§ **Exercise material**
● ● ● ●

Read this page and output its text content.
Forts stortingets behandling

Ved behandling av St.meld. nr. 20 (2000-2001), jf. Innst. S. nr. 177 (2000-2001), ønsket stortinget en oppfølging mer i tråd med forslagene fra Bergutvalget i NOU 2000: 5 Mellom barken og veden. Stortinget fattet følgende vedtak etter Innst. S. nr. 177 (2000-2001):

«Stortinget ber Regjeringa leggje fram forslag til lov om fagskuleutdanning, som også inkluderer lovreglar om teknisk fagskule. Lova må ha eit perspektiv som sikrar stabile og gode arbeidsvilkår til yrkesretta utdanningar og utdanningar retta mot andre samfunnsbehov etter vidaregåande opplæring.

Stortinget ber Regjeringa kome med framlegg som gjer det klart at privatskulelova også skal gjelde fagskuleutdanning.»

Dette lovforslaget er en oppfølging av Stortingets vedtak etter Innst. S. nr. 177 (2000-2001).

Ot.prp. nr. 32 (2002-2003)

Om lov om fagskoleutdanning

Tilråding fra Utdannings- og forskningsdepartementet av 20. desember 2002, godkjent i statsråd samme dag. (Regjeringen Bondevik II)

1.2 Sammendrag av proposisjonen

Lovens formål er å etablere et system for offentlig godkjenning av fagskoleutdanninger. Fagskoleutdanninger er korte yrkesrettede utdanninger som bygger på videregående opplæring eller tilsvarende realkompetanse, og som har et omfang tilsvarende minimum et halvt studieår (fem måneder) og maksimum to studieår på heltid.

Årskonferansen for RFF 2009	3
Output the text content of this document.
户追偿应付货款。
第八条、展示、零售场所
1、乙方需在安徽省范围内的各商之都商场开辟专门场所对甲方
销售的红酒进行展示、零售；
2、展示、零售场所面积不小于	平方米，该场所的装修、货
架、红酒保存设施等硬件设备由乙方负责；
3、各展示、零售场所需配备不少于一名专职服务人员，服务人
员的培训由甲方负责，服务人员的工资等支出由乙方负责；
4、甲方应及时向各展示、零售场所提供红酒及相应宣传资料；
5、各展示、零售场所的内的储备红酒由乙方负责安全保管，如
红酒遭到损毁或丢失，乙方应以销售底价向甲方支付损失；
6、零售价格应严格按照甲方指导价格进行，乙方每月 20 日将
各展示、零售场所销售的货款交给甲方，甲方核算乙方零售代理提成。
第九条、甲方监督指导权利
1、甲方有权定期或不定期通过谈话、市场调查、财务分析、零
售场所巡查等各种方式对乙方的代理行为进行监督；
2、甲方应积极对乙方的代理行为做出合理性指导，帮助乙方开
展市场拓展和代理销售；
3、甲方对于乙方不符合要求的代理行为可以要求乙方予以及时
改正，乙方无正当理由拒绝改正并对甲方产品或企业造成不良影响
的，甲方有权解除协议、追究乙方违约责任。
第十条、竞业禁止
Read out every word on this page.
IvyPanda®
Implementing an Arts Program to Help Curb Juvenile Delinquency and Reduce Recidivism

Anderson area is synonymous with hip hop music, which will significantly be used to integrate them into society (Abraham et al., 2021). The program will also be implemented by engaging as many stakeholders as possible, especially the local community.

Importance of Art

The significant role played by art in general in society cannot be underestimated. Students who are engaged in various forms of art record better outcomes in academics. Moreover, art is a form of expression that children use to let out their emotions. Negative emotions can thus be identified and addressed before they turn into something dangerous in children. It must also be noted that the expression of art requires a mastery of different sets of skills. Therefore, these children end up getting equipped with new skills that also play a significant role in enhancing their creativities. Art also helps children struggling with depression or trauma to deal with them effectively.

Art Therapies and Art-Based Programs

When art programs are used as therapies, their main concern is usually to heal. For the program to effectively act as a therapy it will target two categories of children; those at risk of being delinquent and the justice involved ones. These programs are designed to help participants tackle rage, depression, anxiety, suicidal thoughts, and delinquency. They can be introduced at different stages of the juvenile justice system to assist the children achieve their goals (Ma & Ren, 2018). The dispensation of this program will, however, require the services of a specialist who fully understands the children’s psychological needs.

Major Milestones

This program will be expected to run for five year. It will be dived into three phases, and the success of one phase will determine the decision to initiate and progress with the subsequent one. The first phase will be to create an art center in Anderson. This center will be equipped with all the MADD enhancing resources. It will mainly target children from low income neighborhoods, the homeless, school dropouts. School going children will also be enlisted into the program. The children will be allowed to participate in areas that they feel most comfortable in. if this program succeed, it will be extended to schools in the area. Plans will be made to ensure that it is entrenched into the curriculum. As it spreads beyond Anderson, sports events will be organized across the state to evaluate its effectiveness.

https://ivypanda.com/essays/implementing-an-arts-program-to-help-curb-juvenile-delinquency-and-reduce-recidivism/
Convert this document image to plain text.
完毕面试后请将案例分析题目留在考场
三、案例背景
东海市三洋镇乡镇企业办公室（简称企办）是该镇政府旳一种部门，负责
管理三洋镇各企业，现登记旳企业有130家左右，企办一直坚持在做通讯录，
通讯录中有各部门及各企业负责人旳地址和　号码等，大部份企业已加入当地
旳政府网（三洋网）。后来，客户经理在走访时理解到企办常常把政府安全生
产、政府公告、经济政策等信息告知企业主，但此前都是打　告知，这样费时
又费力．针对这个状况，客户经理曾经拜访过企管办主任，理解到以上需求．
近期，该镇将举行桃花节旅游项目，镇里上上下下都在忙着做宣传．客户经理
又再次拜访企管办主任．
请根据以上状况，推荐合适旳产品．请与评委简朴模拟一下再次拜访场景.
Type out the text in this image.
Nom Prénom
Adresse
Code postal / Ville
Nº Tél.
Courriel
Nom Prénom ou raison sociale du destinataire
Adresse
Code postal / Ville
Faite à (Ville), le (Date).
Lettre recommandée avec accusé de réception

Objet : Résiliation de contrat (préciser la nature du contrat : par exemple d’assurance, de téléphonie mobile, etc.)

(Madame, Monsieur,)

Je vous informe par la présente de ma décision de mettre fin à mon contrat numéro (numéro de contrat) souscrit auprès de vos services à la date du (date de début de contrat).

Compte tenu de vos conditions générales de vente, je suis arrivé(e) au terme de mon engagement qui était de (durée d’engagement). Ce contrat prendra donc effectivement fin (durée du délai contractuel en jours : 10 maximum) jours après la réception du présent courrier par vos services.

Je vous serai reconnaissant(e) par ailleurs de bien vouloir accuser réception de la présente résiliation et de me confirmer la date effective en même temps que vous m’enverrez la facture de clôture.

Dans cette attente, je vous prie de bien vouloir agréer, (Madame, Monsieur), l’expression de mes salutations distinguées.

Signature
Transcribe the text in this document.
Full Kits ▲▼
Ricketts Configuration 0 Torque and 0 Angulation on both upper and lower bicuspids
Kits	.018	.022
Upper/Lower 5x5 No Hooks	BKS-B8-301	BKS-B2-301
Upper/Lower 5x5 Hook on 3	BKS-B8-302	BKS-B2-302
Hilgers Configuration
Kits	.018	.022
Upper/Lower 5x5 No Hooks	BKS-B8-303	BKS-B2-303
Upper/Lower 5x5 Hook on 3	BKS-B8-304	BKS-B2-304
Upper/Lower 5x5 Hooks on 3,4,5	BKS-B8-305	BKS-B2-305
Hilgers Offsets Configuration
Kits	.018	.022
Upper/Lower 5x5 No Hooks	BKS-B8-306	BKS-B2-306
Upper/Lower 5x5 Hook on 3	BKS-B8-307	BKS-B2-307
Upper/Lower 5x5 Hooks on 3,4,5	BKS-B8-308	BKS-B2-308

● ● ● ●

§ **Goal**
Copy all the records above precisely.

§ **Solution for this task**
Read this page and output its text content.
Forts stortingets behandling

Ved behandling av St.meld. nr. 20 (2000-2001), jf. Innst. S. nr. 177 (2000-2001), ønsket stortinget en oppfølging mer i tråd med forslagene fra Bergutvalget i NOU 2000: 5 Mellom barken og veden. Stortinget fattet følgende vedtak etter Innst. S. nr. 177 (2000-2001):

«Stortinget ber Regjeringa leggje fram forslag til lov om fagskuleutdanning, som også inkluderer lovreglar om teknisk fagskule. Lova må ha eit perspektiv som sikrar stabile og gode arbeidsvilkår til yrkesretta utdanningar og utdanningar retta mot andre samfunnsbehov etter vidaregåande opplæring.

Stortinget ber Regjeringa kome med framlegg som gjer det klart at privatskulelova også skal gjelde fagskuleutdanning.»

Dette lovforslaget er en oppfølging av Stortingets vedtak etter Innst. S. nr. 177 (2000-2001).

Ot.prp. nr. 32 (2002-2003)

Om lov om fagskoleutdanning

Tilråding fra Utdannings- og forskningsdepartementet av 20. desember 2002, godkjent i statsråd samme dag. (Regjeringen Bondevik II)

1.2 Sammendrag av proposisjonen

Lovens formål er å etablere et system for offentlig godkjenning av fagskoleutdanninger. Fagskoleutdanninger er korte yrkesrettede utdanninger som bygger på videregående opplæring eller tilsvarende realkompetanse, og som har et omfang tilsvarende minimum et halvt studieår (fem måneder) og maksimum to studieår på heltid.

Årskonferansen for RFF 2009	3
Output the text content of this document.
户追偿应付货款。
第八条、展示、零售场所
1、乙方需在安徽省范围内的各商之都商场开辟专门场所对甲方
销售的红酒进行展示、零售；
2、展示、零售场所面积不小于	平方米，该场所的装修、货
架、红酒保存设施等硬件设备由乙方负责；
3、各展示、零售场所需配备不少于一名专职服务人员，服务人
员的培训由甲方负责，服务人员的工资等支出由乙方负责；
4、甲方应及时向各展示、零售场所提供红酒及相应宣传资料；
5、各展示、零售场所的内的储备红酒由乙方负责安全保管，如
红酒遭到损毁或丢失，乙方应以销售底价向甲方支付损失；
6、零售价格应严格按照甲方指导价格进行，乙方每月 20 日将
各展示、零售场所销售的货款交给甲方，甲方核算乙方零售代理提成。
第九条、甲方监督指导权利
1、甲方有权定期或不定期通过谈话、市场调查、财务分析、零
售场所巡查等各种方式对乙方的代理行为进行监督；
2、甲方应积极对乙方的代理行为做出合理性指导，帮助乙方开
展市场拓展和代理销售；
3、甲方对于乙方不符合要求的代理行为可以要求乙方予以及时
改正，乙方无正当理由拒绝改正并对甲方产品或企业造成不良影响
的，甲方有权解除协议、追究乙方违约责任。
第十条、竞业禁止
Read out every word on this page.
IvyPanda®
Implementing an Arts Program to Help Curb Juvenile Delinquency and Reduce Recidivism

Anderson area is synonymous with hip hop music, which will significantly be used to integrate them into society (Abraham et al., 2021). The program will also be implemented by engaging as many stakeholders as possible, especially the local community.

Importance of Art

The significant role played by art in general in society cannot be underestimated. Students who are engaged in various forms of art record better outcomes in academics. Moreover, art is a form of expression that children use to let out their emotions. Negative emotions can thus be identified and addressed before they turn into something dangerous in children. It must also be noted that the expression of art requires a mastery of different sets of skills. Therefore, these children end up getting equipped with new skills that also play a significant role in enhancing their creativities. Art also helps children struggling with depression or trauma to deal with them effectively.

Art Therapies and Art-Based Programs

When art programs are used as therapies, their main concern is usually to heal. For the program to effectively act as a therapy it will target two categories of children; those at risk of being delinquent and the justice involved ones. These programs are designed to help participants tackle rage, depression, anxiety, suicidal thoughts, and delinquency. They can be introduced at different stages of the juvenile justice system to assist the children achieve their goals (Ma & Ren, 2018). The dispensation of this program will, however, require the services of a specialist who fully understands the children’s psychological needs.

Major Milestones

This program will be expected to run for five year. It will be dived into three phases, and the success of one phase will determine the decision to initiate and progress with the subsequent one. The first phase will be to create an art center in Anderson. This center will be equipped with all the MADD enhancing resources. It will mainly target children from low income neighborhoods, the homeless, school dropouts. School going children will also be enlisted into the program. The children will be allowed to participate in areas that they feel most comfortable in. if this program succeed, it will be extended to schools in the area. Plans will be made to ensure that it is entrenched into the curriculum. As it spreads beyond Anderson, sports events will be organized across the state to evaluate its effectiveness.

https://ivypanda.com/essays/implementing-an-arts-program-to-help-curb-juvenile-delinquency-and-reduce-recidivism/
Convert this document image to plain text.
完毕面试后请将案例分析题目留在考场
三、案例背景
东海市三洋镇乡镇企业办公室（简称企办）是该镇政府旳一种部门，负责
管理三洋镇各企业，现登记旳企业有130家左右，企办一直坚持在做通讯录，
通讯录中有各部门及各企业负责人旳地址和　号码等，大部份企业已加入当地
旳政府网（三洋网）。后来，客户经理在走访时理解到企办常常把政府安全生
产、政府公告、经济政策等信息告知企业主，但此前都是打　告知，这样费时
又费力．针对这个状况，客户经理曾经拜访过企管办主任，理解到以上需求．
近期，该镇将举行桃花节旅游项目，镇里上上下下都在忙着做宣传．客户经理
又再次拜访企管办主任．
请根据以上状况，推荐合适旳产品．请与评委简朴模拟一下再次拜访场景.
Type out the text in this image.
Nom Prénom
Adresse
Code postal / Ville
Nº Tél.
Courriel
Nom Prénom ou raison sociale du destinataire
Adresse
Code postal / Ville
Faite à (Ville), le (Date).
Lettre recommandée avec accusé de réception

Objet : Résiliation de contrat (préciser la nature du contrat : par exemple d’assurance, de téléphonie mobile, etc.)

(Madame, Monsieur,)

Je vous informe par la présente de ma décision de mettre fin à mon contrat numéro (numéro de contrat) souscrit auprès de vos services à la date du (date de début de contrat).

Compte tenu de vos conditions générales de vente, je suis arrivé(e) au terme de mon engagement qui était de (durée d’engagement). Ce contrat prendra donc effectivement fin (durée du délai contractuel en jours : 10 maximum) jours après la réception du présent courrier par vos services.

Je vous serai reconnaissant(e) par ailleurs de bien vouloir accuser réception de la présente résiliation et de me confirmer la date effective en même temps que vous m’enverrez la facture de clôture.

Dans cette attente, je vous prie de bien vouloir agréer, (Madame, Monsieur), l’expression de mes salutations distinguées.

Signature
Transcribe the text in this document.
Full Kits ▲▼
Ricketts Configuration 0 Torque and 0 Angulation on both upper and lower bicuspids
Kits	.018	.022
Upper/Lower 5x5 No Hooks	BKS-B8-301	BKS-B2-301
Upper/Lower 5x5 Hook on 3	BKS-B8-302	BKS-B2-302
Hilgers Configuration
Kits	.018	.022
Upper/Lower 5x5 No Hooks	BKS-B8-303	BKS-B2-303
Upper/Lower 5x5 Hook on 3	BKS-B8-304	BKS-B2-304
Upper/Lower 5x5 Hooks on 3,4,5	BKS-B8-305	BKS-B2-305
Hilgers Offsets Configuration
Kits	.018	.022
Upper/Lower 5x5 No Hooks	BKS-B8-306	BKS-B2-306
Upper/Lower 5x5 Hook on 3	BKS-B8-307	BKS-B2-307
Upper/Lower 5x5 Hooks on 3,4,5	BKS-B8-308	BKS-B2-308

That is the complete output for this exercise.